TASKS AND EXERCISES
**1.** List every abbreviation that the aviation safety abstract spells out, each with its full form.
**2.** Arrange the lines of the records from the one containing "- sort-prefix: Sort by:: [946, 229, 992, 245]" through the one containing "- my-account-link[interactable]: My", inclusive, as a JSON list of strings with one string per line.

Citation

Washington A, Clothier R, Neogi N, Silva J, Hayhurst K, Williams B. Safety Sci. 2019; 118: 654-673.

Copyright

(Copyright © 2019, Elsevier Publishing)

DOI

10.1016/j.ssci.2019.04.040

PMID

unavailable

Abstract

There can be significant uncertainty as to the safety of novel or complex aviation systems, such as Remotely Piloted Aircraft Systems (RPAS). Current aviation safety assessment and compliance processes do not adequately account for uncertainty. The aim of this research is to support more objective, transparent, systematic and consistent regulatory outcomes in relation to the safety assessment of such systems. The objective of this work is to provide a systematic means of accounting for the various uncertainties inherent to any System Safety Assessment (SSA) process. The paper first defines the system safety compliance process and its modification to account for uncertainty. The SSA process, its various outputs, and associated uncertainties are defined and then applied to a generic RPAS. A Bayesian Belief Network (BBN) is adopted that facilitates a more comprehensive treatment of the uncertainty in each of the outputs of a typical SSA process. A case study of a generic RPAS is used to illustrate the features of the new approach. The adoption of the Proposed SSA approach would allow for the high uncertainty associated with the safety assessment of novel or complex aviation systems, such as RPAS, to be taken into consideration. Such an approach would enable the risk-based regulation of the sector.

AVAILABLE DATA
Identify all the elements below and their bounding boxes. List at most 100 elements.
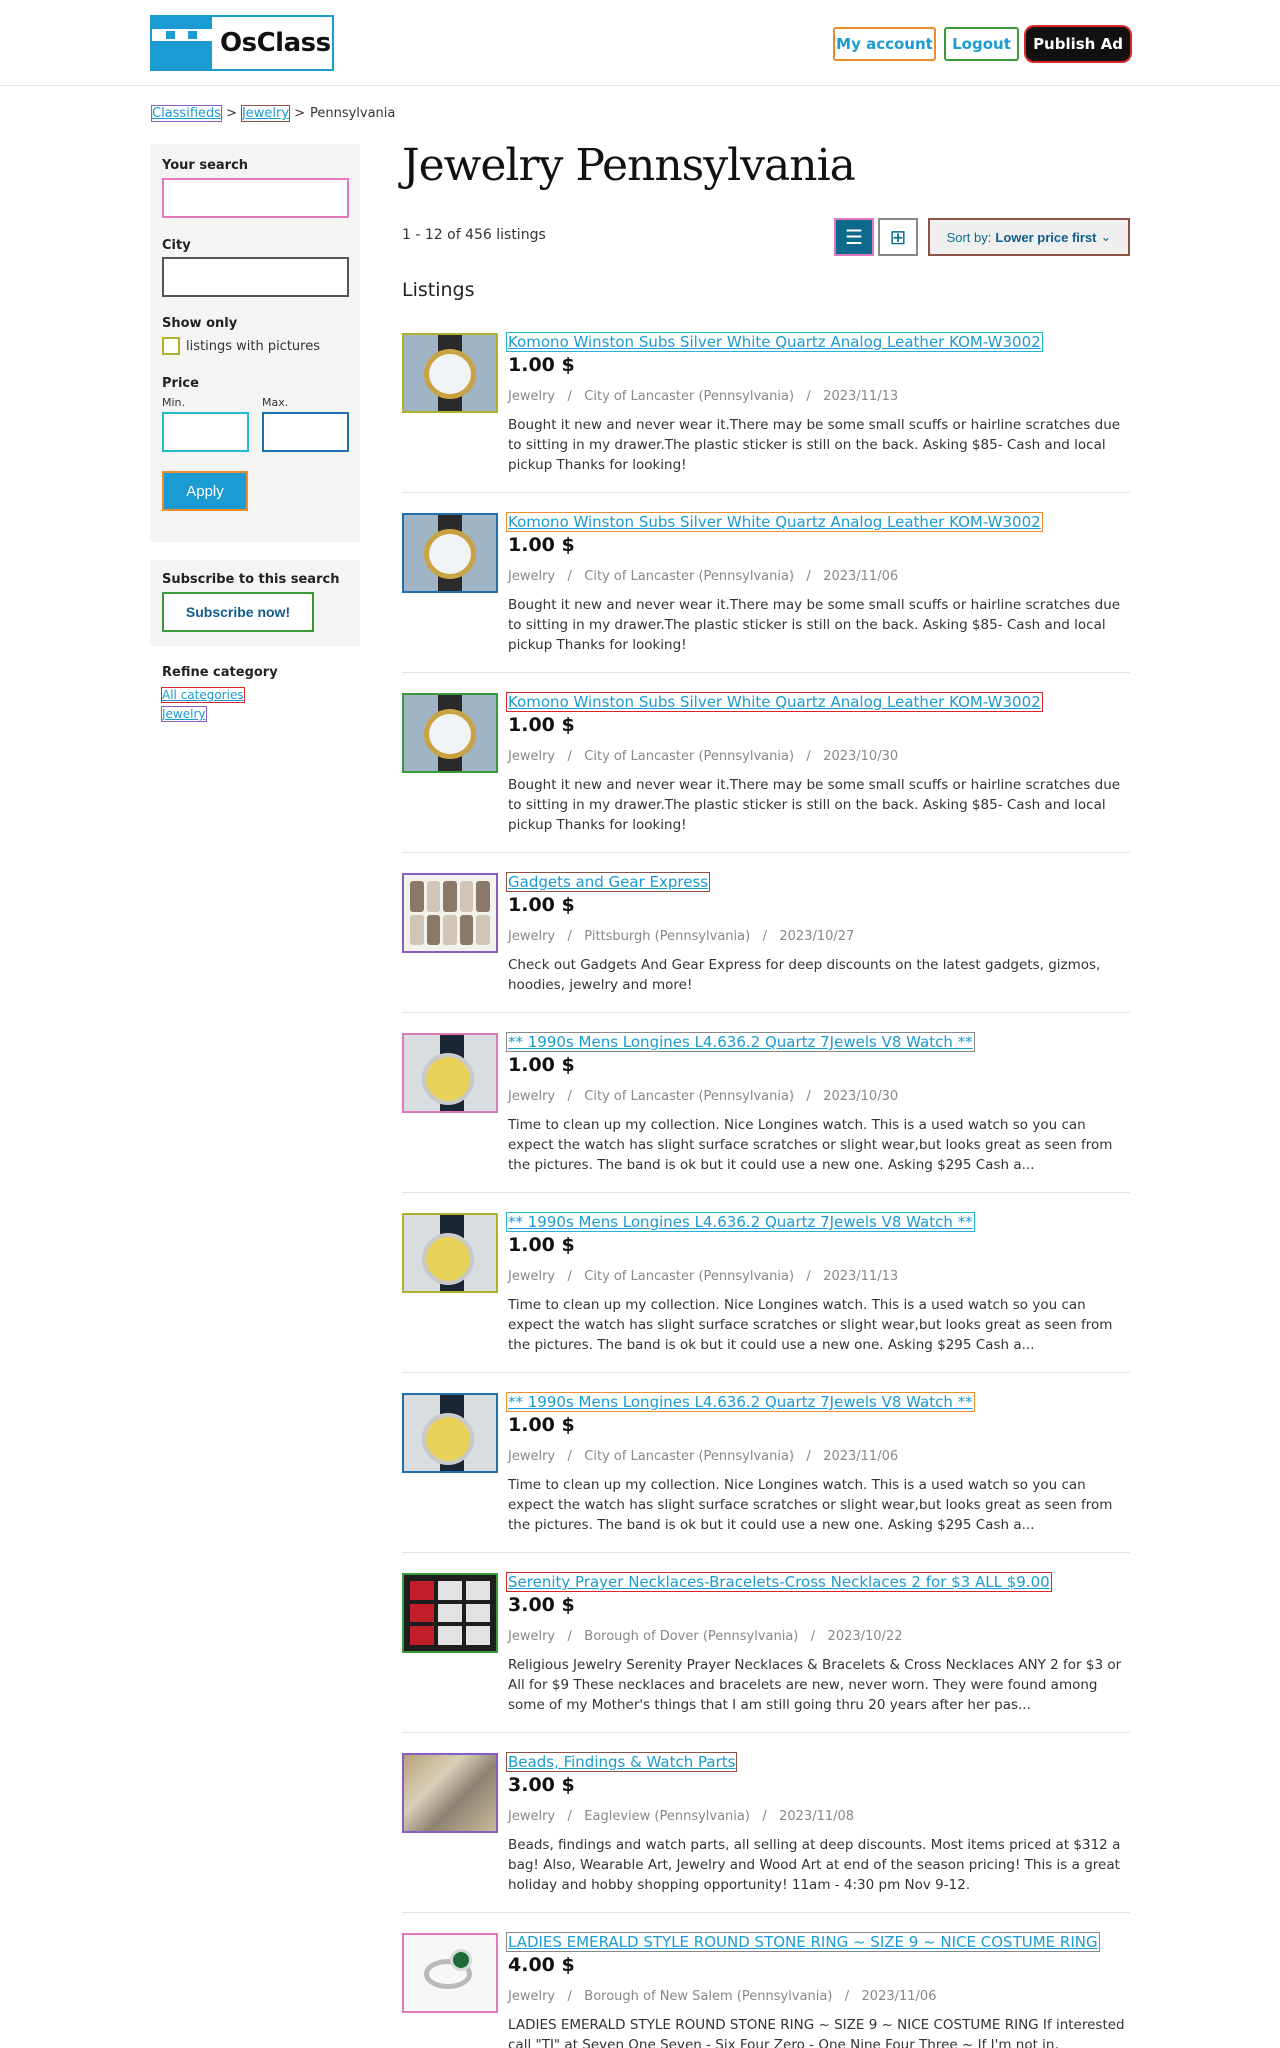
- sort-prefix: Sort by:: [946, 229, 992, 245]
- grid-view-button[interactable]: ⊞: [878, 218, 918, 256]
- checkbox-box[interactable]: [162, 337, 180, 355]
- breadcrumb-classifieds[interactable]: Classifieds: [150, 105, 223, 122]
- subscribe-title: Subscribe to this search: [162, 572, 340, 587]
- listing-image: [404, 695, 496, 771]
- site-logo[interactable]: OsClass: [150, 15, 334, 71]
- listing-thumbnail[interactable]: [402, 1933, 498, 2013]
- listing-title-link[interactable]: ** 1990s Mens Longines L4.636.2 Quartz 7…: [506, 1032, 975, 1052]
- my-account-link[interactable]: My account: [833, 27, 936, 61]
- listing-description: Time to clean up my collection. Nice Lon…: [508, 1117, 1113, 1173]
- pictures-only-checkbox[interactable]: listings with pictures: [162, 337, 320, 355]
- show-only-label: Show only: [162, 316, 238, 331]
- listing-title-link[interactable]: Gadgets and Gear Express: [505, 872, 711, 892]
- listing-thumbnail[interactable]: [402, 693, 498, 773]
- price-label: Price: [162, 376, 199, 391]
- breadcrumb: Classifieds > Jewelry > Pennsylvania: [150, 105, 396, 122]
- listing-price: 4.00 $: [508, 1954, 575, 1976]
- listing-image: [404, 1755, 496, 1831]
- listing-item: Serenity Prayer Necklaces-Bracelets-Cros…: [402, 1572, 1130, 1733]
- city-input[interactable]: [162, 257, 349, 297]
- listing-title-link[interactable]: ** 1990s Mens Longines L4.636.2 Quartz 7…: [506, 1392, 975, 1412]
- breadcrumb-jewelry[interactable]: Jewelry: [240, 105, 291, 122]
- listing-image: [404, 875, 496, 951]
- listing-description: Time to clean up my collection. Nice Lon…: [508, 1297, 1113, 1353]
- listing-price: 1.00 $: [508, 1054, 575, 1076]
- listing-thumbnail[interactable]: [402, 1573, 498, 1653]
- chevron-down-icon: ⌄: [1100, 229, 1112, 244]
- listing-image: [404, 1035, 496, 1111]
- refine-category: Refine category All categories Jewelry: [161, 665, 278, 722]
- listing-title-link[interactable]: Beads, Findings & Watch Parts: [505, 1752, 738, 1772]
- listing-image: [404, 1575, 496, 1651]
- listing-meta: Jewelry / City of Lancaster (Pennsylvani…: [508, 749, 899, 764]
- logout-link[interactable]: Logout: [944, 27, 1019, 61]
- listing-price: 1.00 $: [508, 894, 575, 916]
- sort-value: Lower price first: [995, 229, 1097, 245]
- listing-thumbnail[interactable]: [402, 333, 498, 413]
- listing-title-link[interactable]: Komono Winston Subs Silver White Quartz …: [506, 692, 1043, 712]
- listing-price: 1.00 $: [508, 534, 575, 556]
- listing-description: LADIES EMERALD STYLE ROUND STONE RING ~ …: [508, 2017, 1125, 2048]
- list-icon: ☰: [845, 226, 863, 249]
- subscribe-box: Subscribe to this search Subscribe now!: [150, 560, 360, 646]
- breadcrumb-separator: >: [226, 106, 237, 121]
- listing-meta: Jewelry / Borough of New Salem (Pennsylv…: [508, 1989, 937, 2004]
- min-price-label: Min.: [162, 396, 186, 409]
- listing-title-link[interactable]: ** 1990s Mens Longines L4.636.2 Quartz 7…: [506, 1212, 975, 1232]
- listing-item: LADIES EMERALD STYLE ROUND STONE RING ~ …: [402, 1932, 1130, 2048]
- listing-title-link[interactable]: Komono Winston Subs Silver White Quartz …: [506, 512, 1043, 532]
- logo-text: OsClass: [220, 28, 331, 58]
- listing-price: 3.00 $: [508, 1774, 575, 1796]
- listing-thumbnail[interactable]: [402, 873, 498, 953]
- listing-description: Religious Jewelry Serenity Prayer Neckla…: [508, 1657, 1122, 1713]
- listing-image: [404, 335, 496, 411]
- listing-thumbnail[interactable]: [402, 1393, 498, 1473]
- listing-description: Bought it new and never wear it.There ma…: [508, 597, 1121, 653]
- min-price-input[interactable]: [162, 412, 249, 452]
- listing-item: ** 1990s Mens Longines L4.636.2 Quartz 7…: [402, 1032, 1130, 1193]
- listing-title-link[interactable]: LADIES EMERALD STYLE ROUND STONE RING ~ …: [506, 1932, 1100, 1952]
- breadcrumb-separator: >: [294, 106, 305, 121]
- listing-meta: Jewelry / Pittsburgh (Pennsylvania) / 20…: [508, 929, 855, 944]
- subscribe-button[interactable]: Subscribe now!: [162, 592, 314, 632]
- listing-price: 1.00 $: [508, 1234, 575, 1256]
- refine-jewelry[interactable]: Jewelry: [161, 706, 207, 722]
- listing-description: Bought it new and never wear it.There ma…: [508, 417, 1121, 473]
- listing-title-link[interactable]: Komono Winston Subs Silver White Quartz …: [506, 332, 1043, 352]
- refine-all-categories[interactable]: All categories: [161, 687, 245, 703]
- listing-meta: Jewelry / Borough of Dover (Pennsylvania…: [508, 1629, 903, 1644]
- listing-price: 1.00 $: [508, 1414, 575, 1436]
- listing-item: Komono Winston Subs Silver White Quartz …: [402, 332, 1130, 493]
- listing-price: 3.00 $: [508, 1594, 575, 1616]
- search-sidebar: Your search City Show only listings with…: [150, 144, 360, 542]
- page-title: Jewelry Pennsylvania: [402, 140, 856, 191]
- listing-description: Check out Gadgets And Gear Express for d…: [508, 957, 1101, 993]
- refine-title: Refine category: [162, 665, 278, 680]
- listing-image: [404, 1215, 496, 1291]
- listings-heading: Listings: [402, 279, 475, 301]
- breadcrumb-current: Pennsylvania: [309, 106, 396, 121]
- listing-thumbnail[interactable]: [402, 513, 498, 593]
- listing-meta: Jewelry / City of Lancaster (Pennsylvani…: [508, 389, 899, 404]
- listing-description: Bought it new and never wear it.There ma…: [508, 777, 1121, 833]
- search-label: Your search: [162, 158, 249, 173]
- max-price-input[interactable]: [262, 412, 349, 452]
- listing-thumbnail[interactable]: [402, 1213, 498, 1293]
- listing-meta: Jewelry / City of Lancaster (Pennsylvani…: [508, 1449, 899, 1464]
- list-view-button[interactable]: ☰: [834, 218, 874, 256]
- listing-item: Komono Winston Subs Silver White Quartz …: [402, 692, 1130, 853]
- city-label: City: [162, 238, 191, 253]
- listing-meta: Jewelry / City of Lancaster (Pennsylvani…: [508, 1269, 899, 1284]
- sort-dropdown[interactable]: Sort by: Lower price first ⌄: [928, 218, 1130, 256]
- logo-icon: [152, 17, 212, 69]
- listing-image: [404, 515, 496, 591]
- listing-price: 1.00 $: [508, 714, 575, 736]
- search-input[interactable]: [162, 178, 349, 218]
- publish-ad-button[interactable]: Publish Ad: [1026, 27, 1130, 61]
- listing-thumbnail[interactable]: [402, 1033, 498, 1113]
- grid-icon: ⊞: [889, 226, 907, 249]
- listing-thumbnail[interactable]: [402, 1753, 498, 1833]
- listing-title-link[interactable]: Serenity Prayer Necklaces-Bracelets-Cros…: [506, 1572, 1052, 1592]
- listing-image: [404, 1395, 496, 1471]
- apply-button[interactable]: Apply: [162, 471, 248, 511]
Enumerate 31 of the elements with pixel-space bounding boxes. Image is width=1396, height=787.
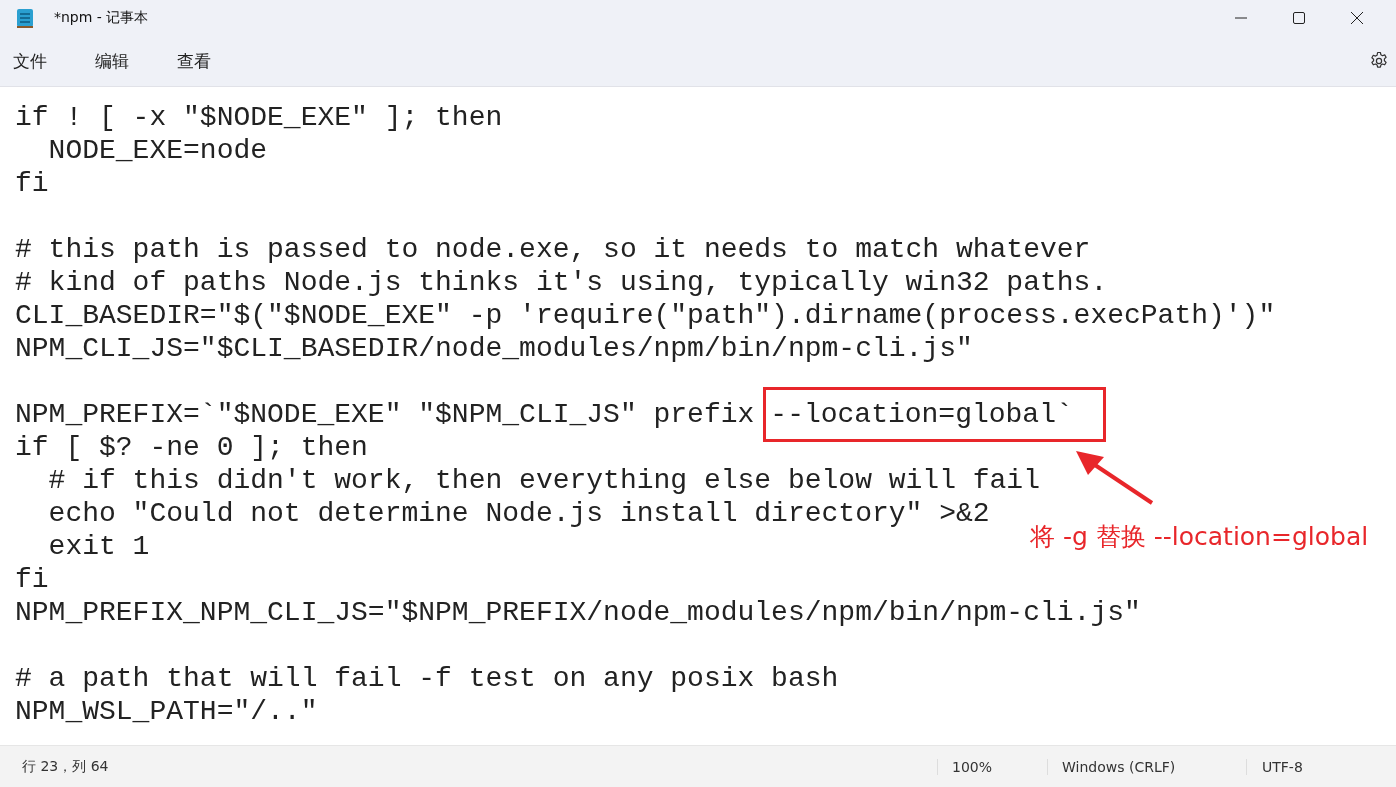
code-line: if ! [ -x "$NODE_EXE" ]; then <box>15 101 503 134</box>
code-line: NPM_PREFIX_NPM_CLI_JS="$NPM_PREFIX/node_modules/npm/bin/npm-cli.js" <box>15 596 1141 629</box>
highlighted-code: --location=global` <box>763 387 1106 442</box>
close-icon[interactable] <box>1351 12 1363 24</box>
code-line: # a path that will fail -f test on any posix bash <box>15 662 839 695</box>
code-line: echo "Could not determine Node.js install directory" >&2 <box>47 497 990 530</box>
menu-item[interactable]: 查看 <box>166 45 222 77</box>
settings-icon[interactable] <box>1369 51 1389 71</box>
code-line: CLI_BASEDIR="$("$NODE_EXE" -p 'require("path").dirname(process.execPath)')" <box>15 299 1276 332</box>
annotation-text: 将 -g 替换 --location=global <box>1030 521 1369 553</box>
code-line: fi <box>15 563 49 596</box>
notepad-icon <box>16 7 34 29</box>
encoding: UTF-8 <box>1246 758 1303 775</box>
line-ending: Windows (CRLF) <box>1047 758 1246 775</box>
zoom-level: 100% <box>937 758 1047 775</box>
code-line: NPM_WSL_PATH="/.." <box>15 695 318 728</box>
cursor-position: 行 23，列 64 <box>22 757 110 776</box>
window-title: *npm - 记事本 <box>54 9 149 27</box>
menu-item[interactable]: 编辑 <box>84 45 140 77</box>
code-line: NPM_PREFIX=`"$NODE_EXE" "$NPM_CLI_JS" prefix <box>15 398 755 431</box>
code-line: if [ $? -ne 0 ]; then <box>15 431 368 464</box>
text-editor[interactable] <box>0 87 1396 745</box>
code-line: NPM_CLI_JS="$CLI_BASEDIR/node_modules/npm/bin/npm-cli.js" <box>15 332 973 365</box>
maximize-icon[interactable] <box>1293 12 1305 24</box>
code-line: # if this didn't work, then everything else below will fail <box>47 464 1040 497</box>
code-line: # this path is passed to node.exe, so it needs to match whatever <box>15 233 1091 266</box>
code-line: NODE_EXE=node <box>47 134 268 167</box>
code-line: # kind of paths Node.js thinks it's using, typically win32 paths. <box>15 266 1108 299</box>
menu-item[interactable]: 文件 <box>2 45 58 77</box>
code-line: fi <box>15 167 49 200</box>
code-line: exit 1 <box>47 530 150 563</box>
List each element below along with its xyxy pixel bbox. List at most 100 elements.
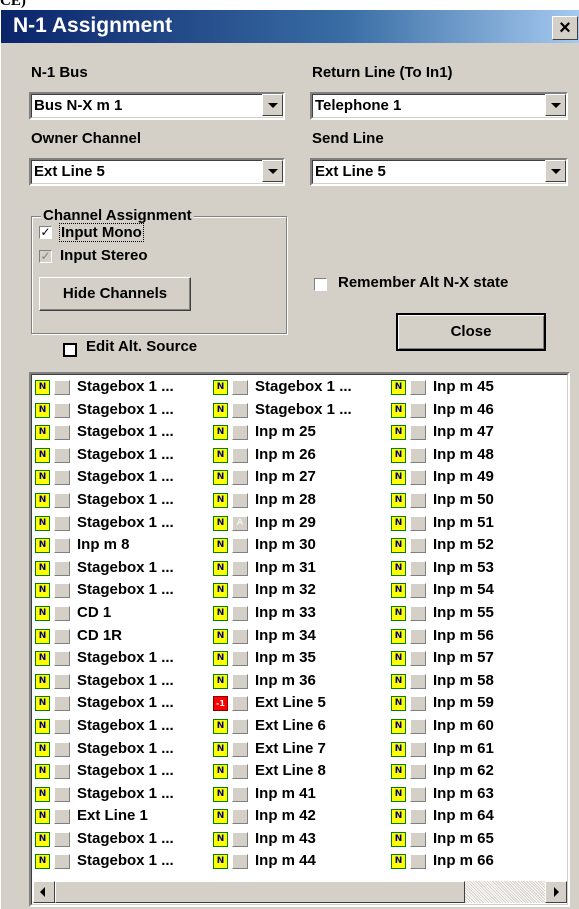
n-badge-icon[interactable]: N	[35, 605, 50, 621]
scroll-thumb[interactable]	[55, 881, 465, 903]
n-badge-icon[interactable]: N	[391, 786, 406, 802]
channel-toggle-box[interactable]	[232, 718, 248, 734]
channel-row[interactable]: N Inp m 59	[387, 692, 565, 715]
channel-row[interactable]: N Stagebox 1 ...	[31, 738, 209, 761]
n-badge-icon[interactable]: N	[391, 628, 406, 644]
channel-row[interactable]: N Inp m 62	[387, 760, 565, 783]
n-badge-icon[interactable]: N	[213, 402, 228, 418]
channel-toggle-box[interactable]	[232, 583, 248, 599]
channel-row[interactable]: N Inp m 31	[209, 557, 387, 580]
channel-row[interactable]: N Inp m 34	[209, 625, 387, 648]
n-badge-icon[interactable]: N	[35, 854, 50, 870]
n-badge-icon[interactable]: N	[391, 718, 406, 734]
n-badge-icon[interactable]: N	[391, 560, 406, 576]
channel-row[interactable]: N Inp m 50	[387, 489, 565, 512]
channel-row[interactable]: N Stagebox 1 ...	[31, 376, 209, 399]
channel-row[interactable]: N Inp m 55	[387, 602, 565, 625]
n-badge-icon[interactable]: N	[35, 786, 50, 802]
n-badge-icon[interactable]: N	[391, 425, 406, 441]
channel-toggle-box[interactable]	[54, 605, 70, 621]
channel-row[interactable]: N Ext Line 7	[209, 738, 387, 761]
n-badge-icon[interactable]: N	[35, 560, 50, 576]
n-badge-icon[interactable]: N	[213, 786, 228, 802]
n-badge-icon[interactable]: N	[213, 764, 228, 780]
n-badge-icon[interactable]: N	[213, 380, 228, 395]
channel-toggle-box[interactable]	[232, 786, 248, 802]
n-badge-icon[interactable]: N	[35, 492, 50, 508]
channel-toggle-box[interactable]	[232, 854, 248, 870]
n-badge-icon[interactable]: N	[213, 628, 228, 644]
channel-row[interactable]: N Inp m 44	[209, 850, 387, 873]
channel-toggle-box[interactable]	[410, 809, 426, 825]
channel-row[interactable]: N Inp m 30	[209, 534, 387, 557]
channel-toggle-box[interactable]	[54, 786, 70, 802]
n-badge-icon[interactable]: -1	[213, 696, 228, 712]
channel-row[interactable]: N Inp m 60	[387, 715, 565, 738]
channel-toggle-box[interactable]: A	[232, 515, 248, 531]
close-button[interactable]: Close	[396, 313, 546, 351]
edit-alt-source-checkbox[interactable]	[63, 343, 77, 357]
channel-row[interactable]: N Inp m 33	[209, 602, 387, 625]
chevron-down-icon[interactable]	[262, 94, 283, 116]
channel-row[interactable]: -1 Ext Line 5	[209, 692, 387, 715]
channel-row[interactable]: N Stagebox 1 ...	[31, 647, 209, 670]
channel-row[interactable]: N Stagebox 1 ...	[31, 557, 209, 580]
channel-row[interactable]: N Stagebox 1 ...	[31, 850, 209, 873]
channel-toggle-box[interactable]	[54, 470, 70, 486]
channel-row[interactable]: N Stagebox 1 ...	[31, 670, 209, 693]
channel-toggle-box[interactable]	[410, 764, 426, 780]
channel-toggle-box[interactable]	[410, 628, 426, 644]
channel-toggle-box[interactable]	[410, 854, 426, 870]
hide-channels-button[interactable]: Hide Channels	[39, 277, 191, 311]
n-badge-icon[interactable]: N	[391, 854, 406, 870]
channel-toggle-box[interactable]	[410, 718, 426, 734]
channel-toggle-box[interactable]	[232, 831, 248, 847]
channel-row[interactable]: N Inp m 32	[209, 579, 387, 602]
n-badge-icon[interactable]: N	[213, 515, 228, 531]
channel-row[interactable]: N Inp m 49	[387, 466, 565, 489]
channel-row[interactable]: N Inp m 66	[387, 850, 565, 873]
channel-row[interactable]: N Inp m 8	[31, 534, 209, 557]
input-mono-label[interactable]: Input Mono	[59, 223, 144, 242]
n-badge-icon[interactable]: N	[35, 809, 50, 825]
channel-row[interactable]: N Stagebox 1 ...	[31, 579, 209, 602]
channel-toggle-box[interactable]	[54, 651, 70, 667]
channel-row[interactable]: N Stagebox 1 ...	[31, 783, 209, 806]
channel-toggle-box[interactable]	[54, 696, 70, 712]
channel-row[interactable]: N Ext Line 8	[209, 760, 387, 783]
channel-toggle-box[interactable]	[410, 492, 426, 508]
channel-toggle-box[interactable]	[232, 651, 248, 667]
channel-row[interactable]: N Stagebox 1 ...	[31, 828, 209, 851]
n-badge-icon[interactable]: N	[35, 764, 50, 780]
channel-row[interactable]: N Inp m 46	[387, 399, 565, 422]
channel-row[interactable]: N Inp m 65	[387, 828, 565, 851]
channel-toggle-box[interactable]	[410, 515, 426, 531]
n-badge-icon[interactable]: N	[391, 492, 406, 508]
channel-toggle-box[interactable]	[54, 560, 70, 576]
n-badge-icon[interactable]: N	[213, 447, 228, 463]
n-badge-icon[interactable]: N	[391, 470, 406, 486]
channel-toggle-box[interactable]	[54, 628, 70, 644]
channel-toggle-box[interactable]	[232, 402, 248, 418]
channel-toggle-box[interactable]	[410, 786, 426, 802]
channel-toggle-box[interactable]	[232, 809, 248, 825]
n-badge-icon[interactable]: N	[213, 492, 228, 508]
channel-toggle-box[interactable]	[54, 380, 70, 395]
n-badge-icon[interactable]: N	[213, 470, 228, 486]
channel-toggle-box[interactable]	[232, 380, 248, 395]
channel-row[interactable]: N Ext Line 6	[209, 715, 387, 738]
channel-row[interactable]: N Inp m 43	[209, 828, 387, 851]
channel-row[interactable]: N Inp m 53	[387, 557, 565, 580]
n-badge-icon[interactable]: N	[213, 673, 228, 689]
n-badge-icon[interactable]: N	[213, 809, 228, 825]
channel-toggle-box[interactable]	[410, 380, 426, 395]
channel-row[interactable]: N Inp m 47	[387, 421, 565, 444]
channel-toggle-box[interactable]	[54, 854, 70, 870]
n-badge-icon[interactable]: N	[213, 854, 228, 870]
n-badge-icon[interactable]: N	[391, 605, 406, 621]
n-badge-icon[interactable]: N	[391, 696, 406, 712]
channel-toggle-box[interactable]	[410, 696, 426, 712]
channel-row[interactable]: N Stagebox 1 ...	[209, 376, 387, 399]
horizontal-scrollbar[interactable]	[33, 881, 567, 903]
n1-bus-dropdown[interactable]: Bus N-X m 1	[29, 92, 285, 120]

ANSWERS IN ORDER
**1.**
- Remotely Piloted Aircraft Systems (RPAS)
- System Safety Assessment (SSA)
- Bayesian Belief Network (BBN)

**2.**
[
  "- sort-prefix: Sort by:: [946, 229, 992, 245]",
  "- grid-view-button[interactable]: ⊞: [878, 218, 918, 256]",
  "- checkbox-box[interactable]: [162, 337, 180, 355]",
  "- breadcrumb-classifieds[interactable]: Classifieds: [150, 105, 223, 122]",
  "- subscribe-title: Subscribe to this search: [162, 572, 340, 587]",
  "- listing-image: [404, 695, 496, 771]",
  "- site-logo[interactable]: OsClass: [150, 15, 334, 71]",
  "- listing-thumbnail[interactable]: [402, 1933, 498, 2013]",
  "- listing-title-link[interactable]: ** 1990s Mens Longines L4.636.2 Quartz 7…: [506, 1032, 975, 1052]",
  "- my-account-link[interactable]: My account: [833, 27, 936, 61]"
]